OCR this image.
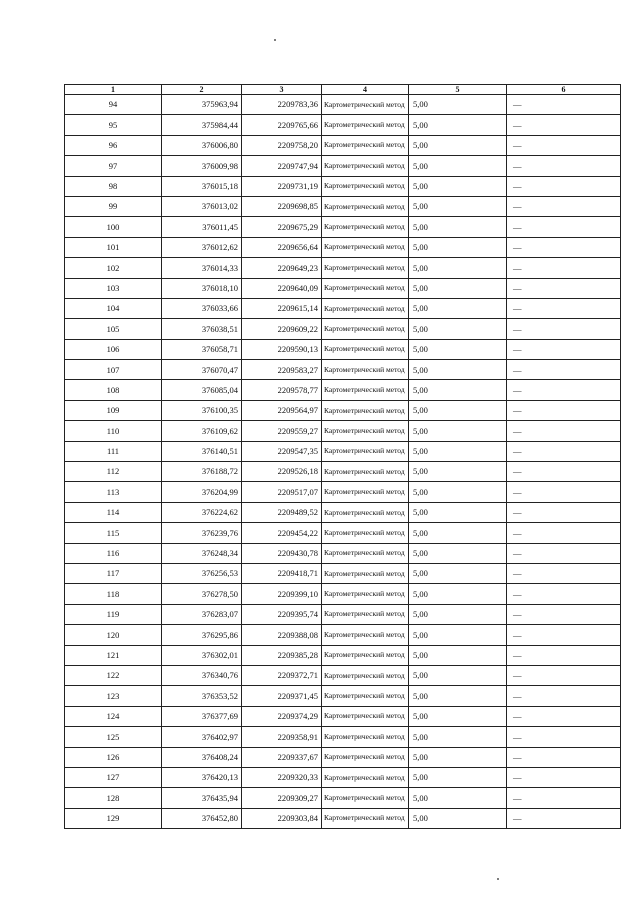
1	2	3	4	5	6
94	375963,94	2209783,36	Картометрический метод	5,00	—
95	375984,44	2209765,66	Картометрический метод	5,00	—
96	376006,80	2209758,20	Картометрический метод	5,00	—
97	376009,98	2209747,94	Картометрический метод	5,00	—
98	376015,18	2209731,19	Картометрический метод	5,00	—
99	376013,02	2209698,85	Картометрический метод	5,00	—
100	376011,45	2209675,29	Картометрический метод	5,00	—
101	376012,62	2209656,64	Картометрический метод	5,00	—
102	376014,33	2209649,23	Картометрический метод	5,00	—
103	376018,10	2209640,09	Картометрический метод	5,00	—
104	376033,66	2209615,14	Картометрический метод	5,00	—
105	376038,51	2209609,22	Картометрический метод	5,00	—
106	376058,71	2209590,13	Картометрический метод	5,00	—
107	376070,47	2209583,27	Картометрический метод	5,00	—
108	376085,04	2209578,77	Картометрический метод	5,00	—
109	376100,35	2209564,97	Картометрический метод	5,00	—
110	376109,62	2209559,27	Картометрический метод	5,00	—
111	376140,51	2209547,35	Картометрический метод	5,00	—
112	376188,72	2209526,18	Картометрический метод	5,00	—
113	376204,99	2209517,07	Картометрический метод	5,00	—
114	376224,62	2209489,52	Картометрический метод	5,00	—
115	376239,76	2209454,22	Картометрический метод	5,00	—
116	376248,34	2209430,78	Картометрический метод	5,00	—
117	376256,53	2209418,71	Картометрический метод	5,00	—
118	376278,50	2209399,10	Картометрический метод	5,00	—
119	376283,07	2209395,74	Картометрический метод	5,00	—
120	376295,86	2209388,08	Картометрический метод	5,00	—
121	376302,01	2209385,28	Картометрический метод	5,00	—
122	376340,76	2209372,71	Картометрический метод	5,00	—
123	376353,52	2209371,45	Картометрический метод	5,00	—
124	376377,69	2209374,29	Картометрический метод	5,00	—
125	376402,97	2209358,91	Картометрический метод	5,00	—
126	376408,24	2209337,67	Картометрический метод	5,00	—
127	376420,13	2209320,33	Картометрический метод	5,00	—
128	376435,94	2209309,27	Картометрический метод	5,00	—
129	376452,80	2209303,84	Картометрический метод	5,00	—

###

**TASK GOAL**
Leave out the pictures and repeat everything else in the records exactly.

**COMPLETE RESPONSE**
OCR this image.
1	2	3	4	5	6
94	375963,94	2209783,36	Картометрический метод	5,00	—
95	375984,44	2209765,66	Картометрический метод	5,00	—
96	376006,80	2209758,20	Картометрический метод	5,00	—
97	376009,98	2209747,94	Картометрический метод	5,00	—
98	376015,18	2209731,19	Картометрический метод	5,00	—
99	376013,02	2209698,85	Картометрический метод	5,00	—
100	376011,45	2209675,29	Картометрический метод	5,00	—
101	376012,62	2209656,64	Картометрический метод	5,00	—
102	376014,33	2209649,23	Картометрический метод	5,00	—
103	376018,10	2209640,09	Картометрический метод	5,00	—
104	376033,66	2209615,14	Картометрический метод	5,00	—
105	376038,51	2209609,22	Картометрический метод	5,00	—
106	376058,71	2209590,13	Картометрический метод	5,00	—
107	376070,47	2209583,27	Картометрический метод	5,00	—
108	376085,04	2209578,77	Картометрический метод	5,00	—
109	376100,35	2209564,97	Картометрический метод	5,00	—
110	376109,62	2209559,27	Картометрический метод	5,00	—
111	376140,51	2209547,35	Картометрический метод	5,00	—
112	376188,72	2209526,18	Картометрический метод	5,00	—
113	376204,99	2209517,07	Картометрический метод	5,00	—
114	376224,62	2209489,52	Картометрический метод	5,00	—
115	376239,76	2209454,22	Картометрический метод	5,00	—
116	376248,34	2209430,78	Картометрический метод	5,00	—
117	376256,53	2209418,71	Картометрический метод	5,00	—
118	376278,50	2209399,10	Картометрический метод	5,00	—
119	376283,07	2209395,74	Картометрический метод	5,00	—
120	376295,86	2209388,08	Картометрический метод	5,00	—
121	376302,01	2209385,28	Картометрический метод	5,00	—
122	376340,76	2209372,71	Картометрический метод	5,00	—
123	376353,52	2209371,45	Картометрический метод	5,00	—
124	376377,69	2209374,29	Картометрический метод	5,00	—
125	376402,97	2209358,91	Картометрический метод	5,00	—
126	376408,24	2209337,67	Картометрический метод	5,00	—
127	376420,13	2209320,33	Картометрический метод	5,00	—
128	376435,94	2209309,27	Картометрический метод	5,00	—
129	376452,80	2209303,84	Картометрический метод	5,00	—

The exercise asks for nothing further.